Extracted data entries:
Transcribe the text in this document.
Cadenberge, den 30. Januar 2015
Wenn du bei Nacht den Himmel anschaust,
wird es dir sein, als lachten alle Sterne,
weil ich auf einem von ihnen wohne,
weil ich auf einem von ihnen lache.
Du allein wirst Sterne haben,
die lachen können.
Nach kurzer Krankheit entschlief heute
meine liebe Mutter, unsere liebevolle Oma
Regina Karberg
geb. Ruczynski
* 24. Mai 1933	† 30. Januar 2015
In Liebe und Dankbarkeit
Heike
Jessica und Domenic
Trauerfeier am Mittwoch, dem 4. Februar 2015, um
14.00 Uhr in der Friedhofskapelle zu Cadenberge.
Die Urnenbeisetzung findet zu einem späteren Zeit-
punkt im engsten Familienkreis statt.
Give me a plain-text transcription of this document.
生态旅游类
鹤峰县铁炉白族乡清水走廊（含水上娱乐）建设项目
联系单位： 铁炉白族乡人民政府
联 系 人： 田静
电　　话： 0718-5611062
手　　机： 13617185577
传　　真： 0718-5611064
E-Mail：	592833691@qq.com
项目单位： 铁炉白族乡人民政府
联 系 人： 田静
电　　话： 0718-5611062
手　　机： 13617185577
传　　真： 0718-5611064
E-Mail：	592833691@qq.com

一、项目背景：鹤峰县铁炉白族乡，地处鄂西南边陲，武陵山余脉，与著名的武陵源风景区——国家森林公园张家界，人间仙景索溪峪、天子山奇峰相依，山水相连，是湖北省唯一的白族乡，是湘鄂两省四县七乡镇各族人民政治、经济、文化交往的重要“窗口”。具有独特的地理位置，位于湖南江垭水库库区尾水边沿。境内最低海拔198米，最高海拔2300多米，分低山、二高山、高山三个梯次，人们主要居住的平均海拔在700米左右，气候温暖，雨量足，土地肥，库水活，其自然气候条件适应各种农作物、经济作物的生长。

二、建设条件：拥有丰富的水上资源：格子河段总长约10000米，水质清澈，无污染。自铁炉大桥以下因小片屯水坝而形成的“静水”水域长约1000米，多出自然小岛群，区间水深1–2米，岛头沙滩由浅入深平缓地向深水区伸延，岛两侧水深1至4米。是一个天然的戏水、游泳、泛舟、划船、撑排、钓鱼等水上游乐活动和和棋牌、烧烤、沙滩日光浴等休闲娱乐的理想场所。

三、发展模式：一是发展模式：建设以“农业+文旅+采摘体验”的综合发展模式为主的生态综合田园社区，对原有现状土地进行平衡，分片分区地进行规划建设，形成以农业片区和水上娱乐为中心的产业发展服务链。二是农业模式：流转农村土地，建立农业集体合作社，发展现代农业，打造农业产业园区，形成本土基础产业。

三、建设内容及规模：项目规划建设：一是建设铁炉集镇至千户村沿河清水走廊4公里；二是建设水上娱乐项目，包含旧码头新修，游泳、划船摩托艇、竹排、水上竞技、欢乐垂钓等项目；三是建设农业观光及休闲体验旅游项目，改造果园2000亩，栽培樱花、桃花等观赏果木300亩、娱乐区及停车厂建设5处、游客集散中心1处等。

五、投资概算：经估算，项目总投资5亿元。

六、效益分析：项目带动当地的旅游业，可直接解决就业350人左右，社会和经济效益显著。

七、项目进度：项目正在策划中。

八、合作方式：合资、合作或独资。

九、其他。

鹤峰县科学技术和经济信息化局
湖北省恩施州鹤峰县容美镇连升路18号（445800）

** Direction **
Look over the material above and show each line where "text" appears.

** Task result **
Transcribe the text in this document.
Give me a plain-text transcription of this document.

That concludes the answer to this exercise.